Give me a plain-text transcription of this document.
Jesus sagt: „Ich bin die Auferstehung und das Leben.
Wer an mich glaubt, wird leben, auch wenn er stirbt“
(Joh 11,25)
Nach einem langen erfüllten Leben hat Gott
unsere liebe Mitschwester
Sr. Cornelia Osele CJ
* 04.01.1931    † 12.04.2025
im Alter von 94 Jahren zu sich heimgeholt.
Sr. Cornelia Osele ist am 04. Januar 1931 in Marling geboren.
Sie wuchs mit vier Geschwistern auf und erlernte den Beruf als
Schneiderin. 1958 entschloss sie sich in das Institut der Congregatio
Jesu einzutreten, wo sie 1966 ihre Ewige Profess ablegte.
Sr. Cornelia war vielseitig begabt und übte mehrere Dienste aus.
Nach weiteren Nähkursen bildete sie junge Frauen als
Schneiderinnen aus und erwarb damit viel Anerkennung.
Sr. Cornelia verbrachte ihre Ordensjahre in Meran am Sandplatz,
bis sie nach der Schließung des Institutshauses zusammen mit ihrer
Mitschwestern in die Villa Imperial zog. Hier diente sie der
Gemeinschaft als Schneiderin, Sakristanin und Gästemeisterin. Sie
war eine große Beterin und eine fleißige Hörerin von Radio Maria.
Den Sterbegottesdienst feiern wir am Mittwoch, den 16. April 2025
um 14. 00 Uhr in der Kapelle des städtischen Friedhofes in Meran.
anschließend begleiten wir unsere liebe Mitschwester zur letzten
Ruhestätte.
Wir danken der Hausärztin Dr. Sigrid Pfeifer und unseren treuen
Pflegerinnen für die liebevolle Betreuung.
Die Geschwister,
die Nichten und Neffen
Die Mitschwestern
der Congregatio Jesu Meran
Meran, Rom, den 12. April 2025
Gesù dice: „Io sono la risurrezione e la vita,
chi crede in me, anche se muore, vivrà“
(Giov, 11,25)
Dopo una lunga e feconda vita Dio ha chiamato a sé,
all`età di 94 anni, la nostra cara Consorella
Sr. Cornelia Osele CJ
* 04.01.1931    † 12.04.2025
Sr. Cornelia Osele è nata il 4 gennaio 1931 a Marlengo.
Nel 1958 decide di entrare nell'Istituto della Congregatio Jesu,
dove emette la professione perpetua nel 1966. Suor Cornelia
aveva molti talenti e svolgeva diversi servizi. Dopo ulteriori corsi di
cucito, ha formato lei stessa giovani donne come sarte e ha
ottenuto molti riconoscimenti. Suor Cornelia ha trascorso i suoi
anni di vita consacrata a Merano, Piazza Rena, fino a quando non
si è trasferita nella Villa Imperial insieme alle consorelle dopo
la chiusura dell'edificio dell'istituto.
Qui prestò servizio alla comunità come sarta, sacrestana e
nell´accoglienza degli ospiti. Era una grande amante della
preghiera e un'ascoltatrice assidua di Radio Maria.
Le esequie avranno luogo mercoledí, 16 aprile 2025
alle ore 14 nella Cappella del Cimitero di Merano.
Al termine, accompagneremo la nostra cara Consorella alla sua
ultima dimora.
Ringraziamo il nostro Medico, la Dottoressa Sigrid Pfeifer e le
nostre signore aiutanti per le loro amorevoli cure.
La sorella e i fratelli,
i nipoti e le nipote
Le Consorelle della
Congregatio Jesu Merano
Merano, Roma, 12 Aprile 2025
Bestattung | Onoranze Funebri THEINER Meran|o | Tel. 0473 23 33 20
______
EXERCISE AIM:
Show all lines from the listing above in which "Radio" appears.

THE SOLUTION:
war eine große Beterin und eine fleißige Hörerin von Radio Maria.
preghiera e un'ascoltatrice assidua di Radio Maria.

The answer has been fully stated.